■ **What to do**:
Extract each line bearing the word "الله".

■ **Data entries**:
::::

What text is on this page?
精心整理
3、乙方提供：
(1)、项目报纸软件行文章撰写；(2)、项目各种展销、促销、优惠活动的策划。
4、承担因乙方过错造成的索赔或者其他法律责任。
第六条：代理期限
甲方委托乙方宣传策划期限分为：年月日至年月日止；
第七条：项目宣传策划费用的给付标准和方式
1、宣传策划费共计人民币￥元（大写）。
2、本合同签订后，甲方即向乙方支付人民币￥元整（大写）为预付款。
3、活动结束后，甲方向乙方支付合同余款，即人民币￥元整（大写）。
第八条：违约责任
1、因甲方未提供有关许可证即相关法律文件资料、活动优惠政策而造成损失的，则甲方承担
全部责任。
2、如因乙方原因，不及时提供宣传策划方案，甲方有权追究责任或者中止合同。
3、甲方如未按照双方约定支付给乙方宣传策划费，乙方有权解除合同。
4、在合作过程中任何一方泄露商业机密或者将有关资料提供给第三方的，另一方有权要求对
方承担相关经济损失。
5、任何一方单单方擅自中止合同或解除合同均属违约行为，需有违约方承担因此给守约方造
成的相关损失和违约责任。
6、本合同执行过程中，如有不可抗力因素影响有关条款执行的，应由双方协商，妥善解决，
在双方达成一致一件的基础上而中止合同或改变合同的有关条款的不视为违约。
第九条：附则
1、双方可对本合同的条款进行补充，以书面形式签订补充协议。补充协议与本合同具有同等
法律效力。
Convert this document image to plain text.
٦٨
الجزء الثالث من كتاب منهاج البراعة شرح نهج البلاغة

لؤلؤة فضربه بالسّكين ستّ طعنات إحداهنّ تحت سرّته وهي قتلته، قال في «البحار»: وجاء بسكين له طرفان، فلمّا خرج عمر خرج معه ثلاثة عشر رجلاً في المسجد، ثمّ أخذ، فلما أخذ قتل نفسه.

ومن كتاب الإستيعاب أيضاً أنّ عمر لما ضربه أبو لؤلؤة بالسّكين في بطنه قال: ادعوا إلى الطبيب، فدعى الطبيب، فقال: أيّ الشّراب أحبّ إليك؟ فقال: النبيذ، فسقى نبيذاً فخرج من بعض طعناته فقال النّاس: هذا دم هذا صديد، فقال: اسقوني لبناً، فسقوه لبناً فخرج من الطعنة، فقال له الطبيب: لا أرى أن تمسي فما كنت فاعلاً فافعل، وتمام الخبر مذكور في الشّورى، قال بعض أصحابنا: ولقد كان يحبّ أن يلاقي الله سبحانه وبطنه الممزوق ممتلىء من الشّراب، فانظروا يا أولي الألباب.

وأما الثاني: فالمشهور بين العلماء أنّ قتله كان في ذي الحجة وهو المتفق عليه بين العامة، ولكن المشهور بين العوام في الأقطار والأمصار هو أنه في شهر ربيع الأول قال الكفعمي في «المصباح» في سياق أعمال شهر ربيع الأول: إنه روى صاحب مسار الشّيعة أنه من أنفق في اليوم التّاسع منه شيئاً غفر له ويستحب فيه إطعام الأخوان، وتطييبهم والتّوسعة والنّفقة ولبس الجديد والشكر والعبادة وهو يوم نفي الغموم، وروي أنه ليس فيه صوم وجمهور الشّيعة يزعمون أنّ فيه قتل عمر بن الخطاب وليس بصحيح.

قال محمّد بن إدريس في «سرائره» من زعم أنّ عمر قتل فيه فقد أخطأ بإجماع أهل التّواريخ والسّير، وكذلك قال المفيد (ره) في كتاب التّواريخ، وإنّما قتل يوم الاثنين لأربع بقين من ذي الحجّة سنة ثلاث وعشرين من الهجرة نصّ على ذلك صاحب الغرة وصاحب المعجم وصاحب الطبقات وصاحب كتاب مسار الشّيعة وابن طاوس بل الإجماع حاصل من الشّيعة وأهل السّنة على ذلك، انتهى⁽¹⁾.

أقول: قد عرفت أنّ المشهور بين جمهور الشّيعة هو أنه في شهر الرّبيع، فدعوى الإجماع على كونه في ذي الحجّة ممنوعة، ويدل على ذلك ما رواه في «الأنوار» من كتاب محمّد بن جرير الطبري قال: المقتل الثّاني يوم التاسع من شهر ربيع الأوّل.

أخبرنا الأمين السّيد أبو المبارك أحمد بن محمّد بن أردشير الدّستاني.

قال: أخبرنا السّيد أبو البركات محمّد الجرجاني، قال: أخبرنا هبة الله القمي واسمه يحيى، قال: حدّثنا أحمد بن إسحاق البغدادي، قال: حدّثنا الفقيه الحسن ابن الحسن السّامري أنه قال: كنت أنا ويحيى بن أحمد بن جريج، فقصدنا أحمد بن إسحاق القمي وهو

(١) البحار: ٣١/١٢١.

::::

■ **Problem solution**:
ومن كتاب الإستيعاب أيضاً أنّ عمر لما ضربه أبو لؤلؤة بالسّكين في بطنه قال: ادعوا إلى الطبيب، فدعى الطبيب، فقال: أيّ الشّراب أحبّ إليك؟ فقال: النبيذ، فسقى نبيذاً فخرج من بعض طعناته فقال النّاس: هذا دم هذا صديد، فقال: اسقوني لبناً، فسقوه لبناً فخرج من الطعنة، فقال له الطبيب: لا أرى أن تمسي فما كنت فاعلاً فافعل، وتمام الخبر مذكور في الشّورى، قال بعض أصحابنا: ولقد كان يحبّ أن يلاقي الله سبحانه وبطنه الممزوق ممتلىء من الشّراب، فانظروا يا أولي الألباب.
قال: أخبرنا السّيد أبو البركات محمّد الجرجاني، قال: أخبرنا هبة الله القمي واسمه يحيى، قال: حدّثنا أحمد بن إسحاق البغدادي، قال: حدّثنا الفقيه الحسن ابن الحسن السّامري أنه قال: كنت أنا ويحيى بن أحمد بن جريج، فقصدنا أحمد بن إسحاق القمي وهو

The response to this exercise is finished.